Rows from a dataset
******************************

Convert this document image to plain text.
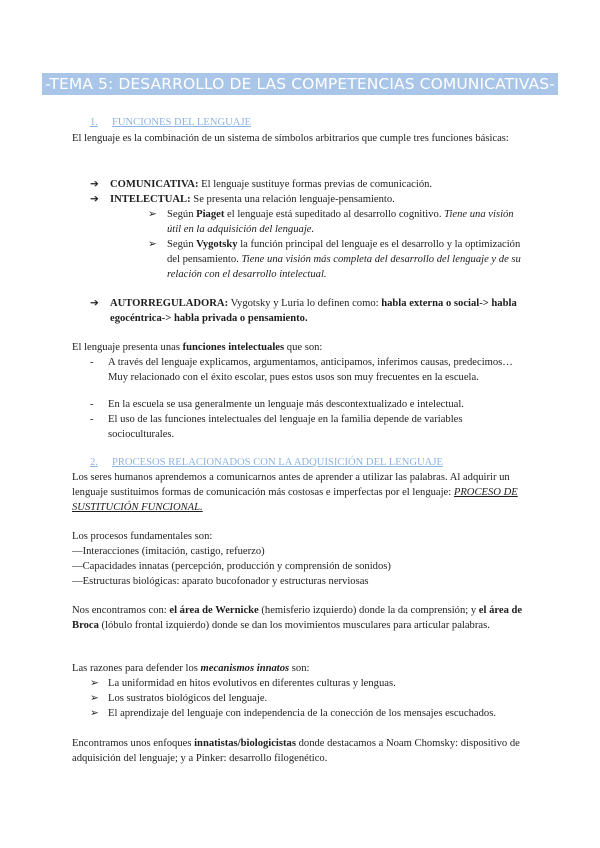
-TEMA 5: DESARROLLO DE LAS COMPETENCIAS COMUNICATIVAS-
1. FUNCIONES DEL LENGUAJE

El lenguaje es la combinación de un sistema de símbolos arbitrarios que cumple tres funciones básicas:

➔ COMUNICATIVA: El lenguaje sustituye formas previas de comunicación.
➔ INTELECTUAL: Se presenta una relación lenguaje-pensamiento.
➢ Según Piaget el lenguaje está supeditado al desarrollo cognitivo. Tiene una visión útil en la adquisición del lenguaje.
➢ Según Vygotsky la función principal del lenguaje es el desarrollo y la optimización del pensamiento. Tiene una visión más completa del desarrollo del lenguaje y de su relación con el desarrollo intelectual.
➔ AUTORREGULADORA: Vygotsky y Luria lo definen como: habla externa o social-> habla egocéntrica-> habla privada o pensamiento.

El lenguaje presenta unas funciones intelectuales que son:

- A través del lenguaje explicamos, argumentamos, anticipamos, inferimos causas, predecimos… Muy relacionado con el éxito escolar, pues estos usos son muy frecuentes en la escuela.
- En la escuela se usa generalmente un lenguaje más descontextualizado e intelectual.
- El uso de las funciones intelectuales del lenguaje en la familia depende de variables socioculturales.
2. PROCESOS RELACIONADOS CON LA ADQUISICIÓN DEL LENGUAJE

Los seres humanos aprendemos a comunicarnos antes de aprender a utilizar las palabras. Al adquirir un lenguaje sustituimos formas de comunicación más costosas e imperfectas por el lenguaje: PROCESO DE SUSTITUCIÓN FUNCIONAL.

Los procesos fundamentales son:

—Interacciones (imitación, castigo, refuerzo)

—Capacidades innatas (percepción, producción y comprensión de sonidos)

—Estructuras biológicas: aparato bucofonador y estructuras nerviosas

Nos encontramos con: el área de Wernicke (hemisferio izquierdo) donde la da comprensión; y el área de Broca (lóbulo frontal izquierdo) donde se dan los movimientos musculares para articular palabras.

Las razones para defender los mecanismos innatos son:

➢ La uniformidad en hitos evolutivos en diferentes culturas y lenguas.
➢ Los sustratos biológicos del lenguaje.
➢ El aprendizaje del lenguaje con independencia de la conección de los mensajes escuchados.

Encontramos unos enfoques innatistas/biologicistas donde destacamos a Noam Chomsky: dispositivo de adquisición del lenguaje; y a Pinker: desarrollo filogenético.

******************************

GOAL OF THE EXERCISE » Write the listing above out again exactly, dropping each image.

ANSWER TO THIS PROBLEM »
Convert this document image to plain text.
-TEMA 5: DESARROLLO DE LAS COMPETENCIAS COMUNICATIVAS-
1. FUNCIONES DEL LENGUAJE

El lenguaje es la combinación de un sistema de símbolos arbitrarios que cumple tres funciones básicas:

➔ COMUNICATIVA: El lenguaje sustituye formas previas de comunicación.
➔ INTELECTUAL: Se presenta una relación lenguaje-pensamiento.
➢ Según Piaget el lenguaje está supeditado al desarrollo cognitivo. Tiene una visión útil en la adquisición del lenguaje.
➢ Según Vygotsky la función principal del lenguaje es el desarrollo y la optimización del pensamiento. Tiene una visión más completa del desarrollo del lenguaje y de su relación con el desarrollo intelectual.
➔ AUTORREGULADORA: Vygotsky y Luria lo definen como: habla externa o social-> habla egocéntrica-> habla privada o pensamiento.

El lenguaje presenta unas funciones intelectuales que son:

- A través del lenguaje explicamos, argumentamos, anticipamos, inferimos causas, predecimos… Muy relacionado con el éxito escolar, pues estos usos son muy frecuentes en la escuela.
- En la escuela se usa generalmente un lenguaje más descontextualizado e intelectual.
- El uso de las funciones intelectuales del lenguaje en la familia depende de variables socioculturales.
2. PROCESOS RELACIONADOS CON LA ADQUISICIÓN DEL LENGUAJE

Los seres humanos aprendemos a comunicarnos antes de aprender a utilizar las palabras. Al adquirir un lenguaje sustituimos formas de comunicación más costosas e imperfectas por el lenguaje: PROCESO DE SUSTITUCIÓN FUNCIONAL.

Los procesos fundamentales son:

—Interacciones (imitación, castigo, refuerzo)

—Capacidades innatas (percepción, producción y comprensión de sonidos)

—Estructuras biológicas: aparato bucofonador y estructuras nerviosas

Nos encontramos con: el área de Wernicke (hemisferio izquierdo) donde la da comprensión; y el área de Broca (lóbulo frontal izquierdo) donde se dan los movimientos musculares para articular palabras.

Las razones para defender los mecanismos innatos son:

➢ La uniformidad en hitos evolutivos en diferentes culturas y lenguas.
➢ Los sustratos biológicos del lenguaje.
➢ El aprendizaje del lenguaje con independencia de la conección de los mensajes escuchados.

Encontramos unos enfoques innatistas/biologicistas donde destacamos a Noam Chomsky: dispositivo de adquisición del lenguaje; y a Pinker: desarrollo filogenético.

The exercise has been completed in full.